— EXERCISE AIM —
Copy every entry word for word, but skip the pictures.

— DATA FOR THIS EXERCISE —
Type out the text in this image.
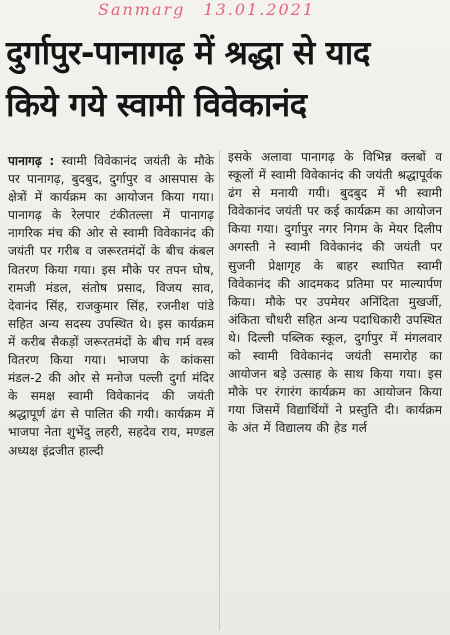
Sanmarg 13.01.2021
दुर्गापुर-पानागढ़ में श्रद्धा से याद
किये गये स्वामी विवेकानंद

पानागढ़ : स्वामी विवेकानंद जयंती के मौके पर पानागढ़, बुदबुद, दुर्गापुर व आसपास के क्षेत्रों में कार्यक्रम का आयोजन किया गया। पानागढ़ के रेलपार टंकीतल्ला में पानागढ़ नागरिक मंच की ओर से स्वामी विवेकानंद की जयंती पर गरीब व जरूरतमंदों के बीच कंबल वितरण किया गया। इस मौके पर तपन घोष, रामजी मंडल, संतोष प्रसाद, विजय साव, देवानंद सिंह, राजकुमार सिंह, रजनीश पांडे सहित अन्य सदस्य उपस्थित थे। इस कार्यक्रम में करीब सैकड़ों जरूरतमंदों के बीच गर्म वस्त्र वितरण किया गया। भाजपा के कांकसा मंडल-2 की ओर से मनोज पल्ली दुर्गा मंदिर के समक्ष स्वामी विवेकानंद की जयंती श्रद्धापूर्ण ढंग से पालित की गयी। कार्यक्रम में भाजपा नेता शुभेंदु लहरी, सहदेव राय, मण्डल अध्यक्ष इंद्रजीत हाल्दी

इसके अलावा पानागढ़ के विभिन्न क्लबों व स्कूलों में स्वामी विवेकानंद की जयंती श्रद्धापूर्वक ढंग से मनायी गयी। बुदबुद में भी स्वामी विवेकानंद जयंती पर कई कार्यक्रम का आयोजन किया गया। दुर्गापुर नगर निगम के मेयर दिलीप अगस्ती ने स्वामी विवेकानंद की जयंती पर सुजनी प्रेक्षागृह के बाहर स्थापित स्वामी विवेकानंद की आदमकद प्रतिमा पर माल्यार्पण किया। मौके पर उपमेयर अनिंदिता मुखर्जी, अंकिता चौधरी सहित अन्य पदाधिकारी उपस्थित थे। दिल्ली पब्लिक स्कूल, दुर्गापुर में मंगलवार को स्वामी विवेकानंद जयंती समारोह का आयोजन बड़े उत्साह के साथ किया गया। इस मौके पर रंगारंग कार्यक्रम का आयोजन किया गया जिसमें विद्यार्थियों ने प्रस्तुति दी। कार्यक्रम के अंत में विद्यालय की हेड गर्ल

— RESULT BELOW —
Type out the text in this image.
Sanmarg 13.01.2021
दुर्गापुर-पानागढ़ में श्रद्धा से याद
किये गये स्वामी विवेकानंद

पानागढ़ : स्वामी विवेकानंद जयंती के मौके पर पानागढ़, बुदबुद, दुर्गापुर व आसपास के क्षेत्रों में कार्यक्रम का आयोजन किया गया। पानागढ़ के रेलपार टंकीतल्ला में पानागढ़ नागरिक मंच की ओर से स्वामी विवेकानंद की जयंती पर गरीब व जरूरतमंदों के बीच कंबल वितरण किया गया। इस मौके पर तपन घोष, रामजी मंडल, संतोष प्रसाद, विजय साव, देवानंद सिंह, राजकुमार सिंह, रजनीश पांडे सहित अन्य सदस्य उपस्थित थे। इस कार्यक्रम में करीब सैकड़ों जरूरतमंदों के बीच गर्म वस्त्र वितरण किया गया। भाजपा के कांकसा मंडल-2 की ओर से मनोज पल्ली दुर्गा मंदिर के समक्ष स्वामी विवेकानंद की जयंती श्रद्धापूर्ण ढंग से पालित की गयी। कार्यक्रम में भाजपा नेता शुभेंदु लहरी, सहदेव राय, मण्डल अध्यक्ष इंद्रजीत हाल्दी

इसके अलावा पानागढ़ के विभिन्न क्लबों व स्कूलों में स्वामी विवेकानंद की जयंती श्रद्धापूर्वक ढंग से मनायी गयी। बुदबुद में भी स्वामी विवेकानंद जयंती पर कई कार्यक्रम का आयोजन किया गया। दुर्गापुर नगर निगम के मेयर दिलीप अगस्ती ने स्वामी विवेकानंद की जयंती पर सुजनी प्रेक्षागृह के बाहर स्थापित स्वामी विवेकानंद की आदमकद प्रतिमा पर माल्यार्पण किया। मौके पर उपमेयर अनिंदिता मुखर्जी, अंकिता चौधरी सहित अन्य पदाधिकारी उपस्थित थे। दिल्ली पब्लिक स्कूल, दुर्गापुर में मंगलवार को स्वामी विवेकानंद जयंती समारोह का आयोजन बड़े उत्साह के साथ किया गया। इस मौके पर रंगारंग कार्यक्रम का आयोजन किया गया जिसमें विद्यार्थियों ने प्रस्तुति दी। कार्यक्रम के अंत में विद्यालय की हेड गर्ल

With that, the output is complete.